■ **What the task requires**
Please reproduce every line of the records below verbatim, leaving each one unchanged.

■ **Exercise material**
┌──

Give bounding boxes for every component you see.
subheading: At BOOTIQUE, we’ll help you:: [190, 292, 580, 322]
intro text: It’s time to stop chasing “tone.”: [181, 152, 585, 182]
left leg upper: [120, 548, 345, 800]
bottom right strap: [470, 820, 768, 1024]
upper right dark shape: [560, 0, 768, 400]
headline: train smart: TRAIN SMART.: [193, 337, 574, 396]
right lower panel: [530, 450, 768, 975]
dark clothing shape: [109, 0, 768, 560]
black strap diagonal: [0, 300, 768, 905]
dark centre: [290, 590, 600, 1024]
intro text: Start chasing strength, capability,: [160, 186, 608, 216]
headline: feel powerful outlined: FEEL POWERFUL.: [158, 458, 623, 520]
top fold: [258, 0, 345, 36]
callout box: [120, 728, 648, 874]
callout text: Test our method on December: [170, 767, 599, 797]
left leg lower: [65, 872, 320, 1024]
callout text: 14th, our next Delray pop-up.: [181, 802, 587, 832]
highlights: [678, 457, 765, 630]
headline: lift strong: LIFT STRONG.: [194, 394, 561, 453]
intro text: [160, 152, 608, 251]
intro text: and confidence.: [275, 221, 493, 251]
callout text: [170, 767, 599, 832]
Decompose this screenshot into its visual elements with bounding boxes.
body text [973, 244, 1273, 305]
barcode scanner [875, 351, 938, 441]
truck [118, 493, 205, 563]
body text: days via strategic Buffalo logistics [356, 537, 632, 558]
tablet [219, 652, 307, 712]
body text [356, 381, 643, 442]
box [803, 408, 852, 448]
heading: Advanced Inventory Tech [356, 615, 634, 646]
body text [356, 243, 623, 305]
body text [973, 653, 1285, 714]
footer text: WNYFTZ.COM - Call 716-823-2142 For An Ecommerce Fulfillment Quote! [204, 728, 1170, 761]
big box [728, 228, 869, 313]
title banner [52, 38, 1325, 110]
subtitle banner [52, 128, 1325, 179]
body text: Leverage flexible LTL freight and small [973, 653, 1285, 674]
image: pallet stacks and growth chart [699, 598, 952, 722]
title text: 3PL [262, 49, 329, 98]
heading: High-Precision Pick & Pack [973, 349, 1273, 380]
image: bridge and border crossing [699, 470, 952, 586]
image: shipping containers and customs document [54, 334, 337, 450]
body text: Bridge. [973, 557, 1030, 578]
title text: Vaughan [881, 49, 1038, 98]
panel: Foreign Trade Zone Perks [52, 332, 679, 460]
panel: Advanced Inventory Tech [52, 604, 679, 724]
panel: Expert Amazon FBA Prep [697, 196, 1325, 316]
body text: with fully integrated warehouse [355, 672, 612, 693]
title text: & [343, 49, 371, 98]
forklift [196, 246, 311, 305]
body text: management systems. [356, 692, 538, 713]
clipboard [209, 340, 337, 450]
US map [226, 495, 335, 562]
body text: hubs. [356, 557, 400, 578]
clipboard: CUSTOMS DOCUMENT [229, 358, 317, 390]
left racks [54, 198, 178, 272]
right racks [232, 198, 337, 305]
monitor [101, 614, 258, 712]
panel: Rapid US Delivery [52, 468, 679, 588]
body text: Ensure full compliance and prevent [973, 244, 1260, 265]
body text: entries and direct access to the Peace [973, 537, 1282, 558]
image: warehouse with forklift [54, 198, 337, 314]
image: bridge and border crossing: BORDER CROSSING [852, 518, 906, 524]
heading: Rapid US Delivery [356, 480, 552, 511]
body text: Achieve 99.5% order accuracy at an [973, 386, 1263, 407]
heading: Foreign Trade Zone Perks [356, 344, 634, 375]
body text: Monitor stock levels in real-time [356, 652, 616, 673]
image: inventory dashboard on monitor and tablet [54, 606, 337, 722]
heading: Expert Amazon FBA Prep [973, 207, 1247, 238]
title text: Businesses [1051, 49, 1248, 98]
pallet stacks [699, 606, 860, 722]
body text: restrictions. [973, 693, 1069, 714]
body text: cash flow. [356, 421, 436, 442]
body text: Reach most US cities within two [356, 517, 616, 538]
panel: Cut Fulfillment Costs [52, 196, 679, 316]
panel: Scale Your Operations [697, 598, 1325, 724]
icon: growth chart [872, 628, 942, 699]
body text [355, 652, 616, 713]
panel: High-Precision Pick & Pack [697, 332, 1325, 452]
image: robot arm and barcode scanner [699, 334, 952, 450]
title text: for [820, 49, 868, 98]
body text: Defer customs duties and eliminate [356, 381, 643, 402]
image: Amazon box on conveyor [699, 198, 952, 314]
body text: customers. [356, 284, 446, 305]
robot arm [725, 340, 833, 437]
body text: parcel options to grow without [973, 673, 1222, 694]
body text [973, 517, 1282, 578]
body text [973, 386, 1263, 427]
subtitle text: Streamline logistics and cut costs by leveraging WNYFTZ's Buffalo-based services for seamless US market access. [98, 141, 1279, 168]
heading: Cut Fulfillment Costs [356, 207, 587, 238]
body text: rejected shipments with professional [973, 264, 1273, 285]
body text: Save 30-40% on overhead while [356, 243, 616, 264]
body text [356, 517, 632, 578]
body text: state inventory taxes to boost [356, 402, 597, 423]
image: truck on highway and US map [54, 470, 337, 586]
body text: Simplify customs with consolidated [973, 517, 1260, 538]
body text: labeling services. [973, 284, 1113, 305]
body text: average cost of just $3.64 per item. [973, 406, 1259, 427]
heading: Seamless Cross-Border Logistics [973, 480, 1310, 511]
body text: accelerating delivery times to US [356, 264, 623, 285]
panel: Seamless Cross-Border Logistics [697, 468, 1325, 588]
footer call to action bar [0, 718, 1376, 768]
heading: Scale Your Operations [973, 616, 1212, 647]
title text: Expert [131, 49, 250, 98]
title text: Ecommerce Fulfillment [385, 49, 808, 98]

└──

■ **Result of the exercise**
Give bounding boxes for every component you see.
subheading: At BOOTIQUE, we’ll help you:: [190, 292, 580, 322]
intro text: It’s time to stop chasing “tone.”: [181, 152, 585, 182]
left leg upper: [120, 548, 345, 800]
bottom right strap: [470, 820, 768, 1024]
upper right dark shape: [560, 0, 768, 400]
headline: train smart: TRAIN SMART.: [193, 337, 574, 396]
right lower panel: [530, 450, 768, 975]
dark clothing shape: [109, 0, 768, 560]
black strap diagonal: [0, 300, 768, 905]
dark centre: [290, 590, 600, 1024]
intro text: Start chasing strength, capability,: [160, 186, 608, 216]
headline: feel powerful outlined: FEEL POWERFUL.: [158, 458, 623, 520]
top fold: [258, 0, 345, 36]
callout box: [120, 728, 648, 874]
callout text: Test our method on December: [170, 767, 599, 797]
left leg lower: [65, 872, 320, 1024]
callout text: 14th, our next Delray pop-up.: [181, 802, 587, 832]
highlights: [678, 457, 765, 630]
headline: lift strong: LIFT STRONG.: [194, 394, 561, 453]
intro text: [160, 152, 608, 251]
intro text: and confidence.: [275, 221, 493, 251]
callout text: [170, 767, 599, 832]
Decompose this screenshot into its visual elements with bounding boxes.
body text [973, 244, 1273, 305]
barcode scanner [875, 351, 938, 441]
truck [118, 493, 205, 563]
body text: days via strategic Buffalo logistics [356, 537, 632, 558]
tablet [219, 652, 307, 712]
body text [356, 381, 643, 442]
box [803, 408, 852, 448]
heading: Advanced Inventory Tech [356, 615, 634, 646]
body text [356, 243, 623, 305]
body text [973, 653, 1285, 714]
footer text: WNYFTZ.COM - Call 716-823-2142 For An Ecommerce Fulfillment Quote! [204, 728, 1170, 761]
big box [728, 228, 869, 313]
title banner [52, 38, 1325, 110]
subtitle banner [52, 128, 1325, 179]
body text: Leverage flexible LTL freight and small [973, 653, 1285, 674]
image: pallet stacks and growth chart [699, 598, 952, 722]
title text: 3PL [262, 49, 329, 98]
heading: High-Precision Pick & Pack [973, 349, 1273, 380]
image: bridge and border crossing [699, 470, 952, 586]
image: shipping containers and customs document [54, 334, 337, 450]
body text: Bridge. [973, 557, 1030, 578]
title text: Vaughan [881, 49, 1038, 98]
panel: Foreign Trade Zone Perks [52, 332, 679, 460]
panel: Advanced Inventory Tech [52, 604, 679, 724]
panel: Expert Amazon FBA Prep [697, 196, 1325, 316]
body text: with fully integrated warehouse [355, 672, 612, 693]
title text: & [343, 49, 371, 98]
forklift [196, 246, 311, 305]
body text: management systems. [356, 692, 538, 713]
clipboard [209, 340, 337, 450]
US map [226, 495, 335, 562]
body text: hubs. [356, 557, 400, 578]
clipboard: CUSTOMS DOCUMENT [229, 358, 317, 390]
left racks [54, 198, 178, 272]
right racks [232, 198, 337, 305]
monitor [101, 614, 258, 712]
panel: Rapid US Delivery [52, 468, 679, 588]
body text: Ensure full compliance and prevent [973, 244, 1260, 265]
body text: entries and direct access to the Peace [973, 537, 1282, 558]
image: warehouse with forklift [54, 198, 337, 314]
image: bridge and border crossing: BORDER CROSSING [852, 518, 906, 524]
heading: Rapid US Delivery [356, 480, 552, 511]
body text: Achieve 99.5% order accuracy at an [973, 386, 1263, 407]
heading: Foreign Trade Zone Perks [356, 344, 634, 375]
body text: Monitor stock levels in real-time [356, 652, 616, 673]
image: inventory dashboard on monitor and tablet [54, 606, 337, 722]
heading: Expert Amazon FBA Prep [973, 207, 1247, 238]
title text: Businesses [1051, 49, 1248, 98]
pallet stacks [699, 606, 860, 722]
body text: restrictions. [973, 693, 1069, 714]
body text: cash flow. [356, 421, 436, 442]
body text: Reach most US cities within two [356, 517, 616, 538]
panel: Cut Fulfillment Costs [52, 196, 679, 316]
panel: Scale Your Operations [697, 598, 1325, 724]
icon: growth chart [872, 628, 942, 699]
body text [355, 652, 616, 713]
panel: High-Precision Pick & Pack [697, 332, 1325, 452]
image: robot arm and barcode scanner [699, 334, 952, 450]
title text: for [820, 49, 868, 98]
body text: Defer customs duties and eliminate [356, 381, 643, 402]
image: Amazon box on conveyor [699, 198, 952, 314]
body text: customers. [356, 284, 446, 305]
robot arm [725, 340, 833, 437]
body text: parcel options to grow without [973, 673, 1222, 694]
body text [973, 517, 1282, 578]
body text [973, 386, 1263, 427]
subtitle text: Streamline logistics and cut costs by leveraging WNYFTZ's Buffalo-based services for seamless US market access. [98, 141, 1279, 168]
heading: Cut Fulfillment Costs [356, 207, 587, 238]
body text: rejected shipments with professional [973, 264, 1273, 285]
body text: Save 30-40% on overhead while [356, 243, 616, 264]
body text [356, 517, 632, 578]
body text: state inventory taxes to boost [356, 402, 597, 423]
image: truck on highway and US map [54, 470, 337, 586]
body text: Simplify customs with consolidated [973, 517, 1260, 538]
body text: labeling services. [973, 284, 1113, 305]
body text: average cost of just $3.64 per item. [973, 406, 1259, 427]
heading: Seamless Cross-Border Logistics [973, 480, 1310, 511]
body text: accelerating delivery times to US [356, 264, 623, 285]
panel: Seamless Cross-Border Logistics [697, 468, 1325, 588]
footer call to action bar [0, 718, 1376, 768]
heading: Scale Your Operations [973, 616, 1212, 647]
title text: Expert [131, 49, 250, 98]
title text: Ecommerce Fulfillment [385, 49, 808, 98]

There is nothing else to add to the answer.